Short task: Output the records exactly. Include every line.

Data for processing:
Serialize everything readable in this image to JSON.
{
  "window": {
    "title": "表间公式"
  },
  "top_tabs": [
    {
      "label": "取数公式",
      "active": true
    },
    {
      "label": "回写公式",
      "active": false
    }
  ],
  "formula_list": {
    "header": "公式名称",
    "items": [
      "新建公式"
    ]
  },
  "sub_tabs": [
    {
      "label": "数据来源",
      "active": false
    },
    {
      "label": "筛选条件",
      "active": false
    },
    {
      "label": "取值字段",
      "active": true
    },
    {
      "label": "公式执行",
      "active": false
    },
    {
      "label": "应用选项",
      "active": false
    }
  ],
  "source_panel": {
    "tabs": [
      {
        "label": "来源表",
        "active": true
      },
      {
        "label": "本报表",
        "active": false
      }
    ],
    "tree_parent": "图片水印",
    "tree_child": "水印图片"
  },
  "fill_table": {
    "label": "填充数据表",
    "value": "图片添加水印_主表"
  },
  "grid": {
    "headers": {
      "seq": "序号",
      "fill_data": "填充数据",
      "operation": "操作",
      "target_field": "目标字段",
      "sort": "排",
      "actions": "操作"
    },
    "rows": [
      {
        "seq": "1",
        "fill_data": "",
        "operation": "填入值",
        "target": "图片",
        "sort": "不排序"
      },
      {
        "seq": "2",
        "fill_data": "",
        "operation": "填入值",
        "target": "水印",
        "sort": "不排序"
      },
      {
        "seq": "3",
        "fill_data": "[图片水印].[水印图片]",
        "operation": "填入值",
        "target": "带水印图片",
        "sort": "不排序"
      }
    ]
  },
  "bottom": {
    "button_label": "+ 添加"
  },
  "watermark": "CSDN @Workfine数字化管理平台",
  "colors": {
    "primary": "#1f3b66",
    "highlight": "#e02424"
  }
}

Task response:
Serialize everything readable in this image to JSON.
{
  "window": {
    "title": "表间公式"
  },
  "top_tabs": [
    {
      "label": "取数公式",
      "active": true
    },
    {
      "label": "回写公式",
      "active": false
    }
  ],
  "formula_list": {
    "header": "公式名称",
    "items": [
      "新建公式"
    ]
  },
  "sub_tabs": [
    {
      "label": "数据来源",
      "active": false
    },
    {
      "label": "筛选条件",
      "active": false
    },
    {
      "label": "取值字段",
      "active": true
    },
    {
      "label": "公式执行",
      "active": false
    },
    {
      "label": "应用选项",
      "active": false
    }
  ],
  "source_panel": {
    "tabs": [
      {
        "label": "来源表",
        "active": true
      },
      {
        "label": "本报表",
        "active": false
      }
    ],
    "tree_parent": "图片水印",
    "tree_child": "水印图片"
  },
  "fill_table": {
    "label": "填充数据表",
    "value": "图片添加水印_主表"
  },
  "grid": {
    "headers": {
      "seq": "序号",
      "fill_data": "填充数据",
      "operation": "操作",
      "target_field": "目标字段",
      "sort": "排",
      "actions": "操作"
    },
    "rows": [
      {
        "seq": "1",
        "fill_data": "",
        "operation": "填入值",
        "target": "图片",
        "sort": "不排序"
      },
      {
        "seq": "2",
        "fill_data": "",
        "operation": "填入值",
        "target": "水印",
        "sort": "不排序"
      },
      {
        "seq": "3",
        "fill_data": "[图片水印].[水印图片]",
        "operation": "填入值",
        "target": "带水印图片",
        "sort": "不排序"
      }
    ]
  },
  "bottom": {
    "button_label": "+ 添加"
  },
  "watermark": "CSDN @Workfine数字化管理平台",
  "colors": {
    "primary": "#1f3b66",
    "highlight": "#e02424"
  }
}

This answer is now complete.